• Request
Write the records out again, precisely as they stand.

□ □ □ □

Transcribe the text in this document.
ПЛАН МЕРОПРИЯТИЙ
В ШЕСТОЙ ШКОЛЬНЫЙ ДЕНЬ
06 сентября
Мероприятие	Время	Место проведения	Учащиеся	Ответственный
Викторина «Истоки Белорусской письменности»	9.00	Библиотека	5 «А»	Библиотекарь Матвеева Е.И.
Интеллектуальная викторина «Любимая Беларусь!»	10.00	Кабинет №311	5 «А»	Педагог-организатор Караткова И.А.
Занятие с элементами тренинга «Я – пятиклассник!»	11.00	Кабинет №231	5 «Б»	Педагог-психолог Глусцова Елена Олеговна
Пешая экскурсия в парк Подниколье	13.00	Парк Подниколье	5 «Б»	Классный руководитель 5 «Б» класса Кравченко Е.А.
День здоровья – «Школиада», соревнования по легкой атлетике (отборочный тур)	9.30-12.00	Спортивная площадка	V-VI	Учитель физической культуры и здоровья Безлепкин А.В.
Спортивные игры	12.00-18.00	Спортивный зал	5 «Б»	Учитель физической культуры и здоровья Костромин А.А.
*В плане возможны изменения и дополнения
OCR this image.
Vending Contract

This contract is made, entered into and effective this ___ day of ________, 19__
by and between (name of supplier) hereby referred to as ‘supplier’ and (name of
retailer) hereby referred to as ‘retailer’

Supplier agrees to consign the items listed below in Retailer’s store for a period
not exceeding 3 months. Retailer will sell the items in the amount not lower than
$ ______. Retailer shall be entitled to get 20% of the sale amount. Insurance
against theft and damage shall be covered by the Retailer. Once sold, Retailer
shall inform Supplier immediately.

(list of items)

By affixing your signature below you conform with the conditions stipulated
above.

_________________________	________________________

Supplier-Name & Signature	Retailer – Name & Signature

□ □ □ □

• Written solution
Transcribe the text in this document.
ПЛАН МЕРОПРИЯТИЙ
В ШЕСТОЙ ШКОЛЬНЫЙ ДЕНЬ
06 сентября
Мероприятие	Время	Место проведения	Учащиеся	Ответственный
Викторина «Истоки Белорусской письменности»	9.00	Библиотека	5 «А»	Библиотекарь Матвеева Е.И.
Интеллектуальная викторина «Любимая Беларусь!»	10.00	Кабинет №311	5 «А»	Педагог-организатор Караткова И.А.
Занятие с элементами тренинга «Я – пятиклассник!»	11.00	Кабинет №231	5 «Б»	Педагог-психолог Глусцова Елена Олеговна
Пешая экскурсия в парк Подниколье	13.00	Парк Подниколье	5 «Б»	Классный руководитель 5 «Б» класса Кравченко Е.А.
День здоровья – «Школиада», соревнования по легкой атлетике (отборочный тур)	9.30-12.00	Спортивная площадка	V-VI	Учитель физической культуры и здоровья Безлепкин А.В.
Спортивные игры	12.00-18.00	Спортивный зал	5 «Б»	Учитель физической культуры и здоровья Костромин А.А.
*В плане возможны изменения и дополнения
OCR this image.
Vending Contract

This contract is made, entered into and effective this ___ day of ________, 19__
by and between (name of supplier) hereby referred to as ‘supplier’ and (name of
retailer) hereby referred to as ‘retailer’

Supplier agrees to consign the items listed below in Retailer’s store for a period
not exceeding 3 months. Retailer will sell the items in the amount not lower than
$ ______. Retailer shall be entitled to get 20% of the sale amount. Insurance
against theft and damage shall be covered by the Retailer. Once sold, Retailer
shall inform Supplier immediately.

(list of items)

By affixing your signature below you conform with the conditions stipulated
above.

_________________________	________________________

Supplier-Name & Signature	Retailer – Name & Signature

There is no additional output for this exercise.